• Directions
Below is a listing to transcribe in full and exactly; keep the pictures out.

• Data section
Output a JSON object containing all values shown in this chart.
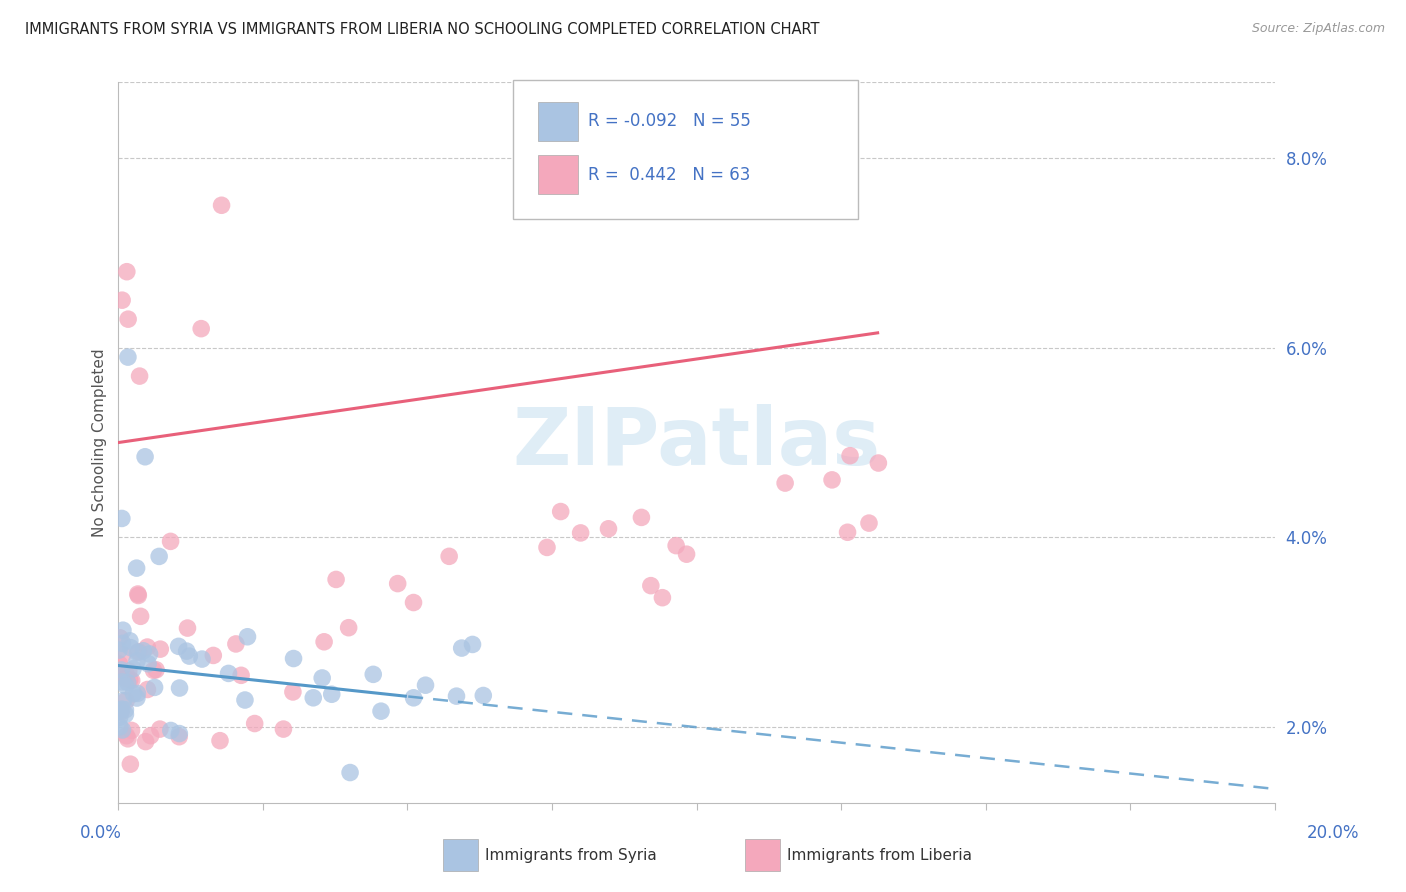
{
  "title": "IMMIGRANTS FROM SYRIA VS IMMIGRANTS FROM LIBERIA NO SCHOOLING COMPLETED CORRELATION CHART",
  "source": "Source: ZipAtlas.com",
  "ylabel": "No Schooling Completed",
  "xlim": [
    0.0,
    20.0
  ],
  "ylim": [
    1.2,
    8.8
  ],
  "yticks": [
    2.0,
    4.0,
    6.0,
    8.0
  ],
  "syria_R": -0.092,
  "syria_N": 55,
  "liberia_R": 0.442,
  "liberia_N": 63,
  "syria_color": "#aac4e2",
  "liberia_color": "#f4a8bc",
  "syria_line_color": "#5598c8",
  "liberia_line_color": "#e8607a",
  "watermark": "ZIPatlas"
}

• Answer to this problem
Output a JSON object containing all values shown in this chart.
{
  "title": "IMMIGRANTS FROM SYRIA VS IMMIGRANTS FROM LIBERIA NO SCHOOLING COMPLETED CORRELATION CHART",
  "source": "Source: ZipAtlas.com",
  "ylabel": "No Schooling Completed",
  "xlim": [
    0.0,
    20.0
  ],
  "ylim": [
    1.2,
    8.8
  ],
  "yticks": [
    2.0,
    4.0,
    6.0,
    8.0
  ],
  "syria_R": -0.092,
  "syria_N": 55,
  "liberia_R": 0.442,
  "liberia_N": 63,
  "syria_color": "#aac4e2",
  "liberia_color": "#f4a8bc",
  "syria_line_color": "#5598c8",
  "liberia_line_color": "#e8607a",
  "watermark": "ZIPatlas"
}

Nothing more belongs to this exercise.